A run of records

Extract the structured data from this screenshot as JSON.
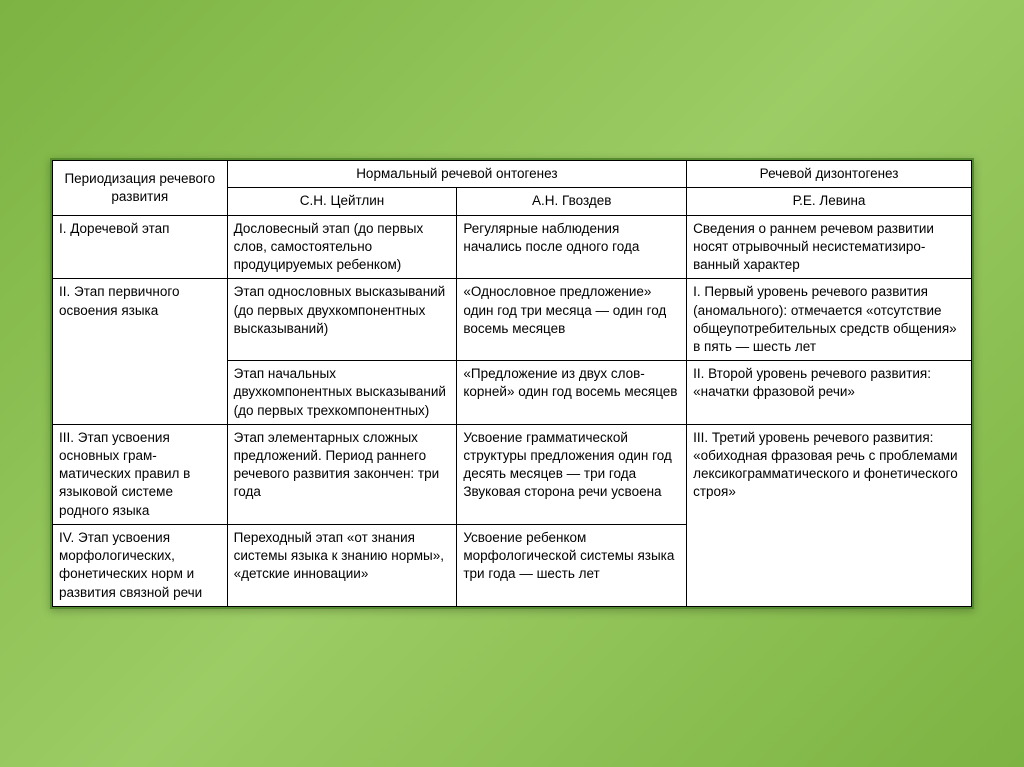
{
  "header": {
    "col1": "Периодизация речевого развития",
    "col2": "Нормальный речевой онтогенез",
    "col3": "Речевой дизонтогенез",
    "sub1": "С.Н. Цейтлин",
    "sub2": "А.Н. Гвоздев",
    "sub3": "Р.Е. Левина"
  },
  "rows": {
    "r1c1": "I. Доречевой этап",
    "r1c2": "Дословесный этап (до первых слов, самостоятельно продуцируемых ребенком)",
    "r1c3": "Регулярные наблюдения начались после одного года",
    "r1c4": "Сведения о раннем речевом развитии носят отрывочный несистематизиро­ванный характер",
    "r2c1": "II. Этап первич­ного освоения языка",
    "r2c2": "Этап однословных высказываний (до первых двух­компонентных вы­сказываний)",
    "r2c3": "«Однословное предложение» один год три меся­ца — один год во­семь месяцев",
    "r2c4": "I. Первый уровень речевого развития (аномального): от­мечается «отсутст­вие общеупотреби­тельных средств общения» в пять — шесть лет",
    "r2bc2": "Этап начальных двухкомпонентных высказываний (до первых трехкомпо­нентных)",
    "r2bc3": "«Предложение из двух слов-корней» один год восемь месяцев",
    "r2bc4": "II. Второй уровень речевого развития: «начатки фразовой речи»",
    "r3c1": "III. Этап усвоения основных грам­матических пра­вил в языковой системе родного языка",
    "r3c2": "Этап элементарных сложных предло­жений.\nПериод раннего речевого развития закончен: три года",
    "r3c3": "Усвоение граммати­ческой структуры предложения один год десять месяцев — три года Звуковая сторона речи усвоена",
    "r3c4": "III. Третий уровень речевого развития: «обиходная фразо­вая речь с пробле­мами лексикограм­матического и фонетического строя»",
    "r4c1": "IV. Этап усвоения морфологических, фонетических норм и развития связной речи",
    "r4c2": "Переходный этап «от знания системы языка к знанию нормы», «детские инновации»",
    "r4c3": "Усвоение ребенком морфологической системы языка три года — шесть лет",
    "r4c4": ""
  }
}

▶ **TASK DIRECTIONS**: Where a line of the material above holds the string "шесть", copy that line.

▶ **FULL OUTPUT**:
    "r2c4": "I. Первый уровень речевого развития (аномального): от­мечается «отсутст­вие общеупотреби­тельных средств общения» в пять — шесть лет",
    "r4c3": "Усвоение ребенком морфологической системы языка три года — шесть лет",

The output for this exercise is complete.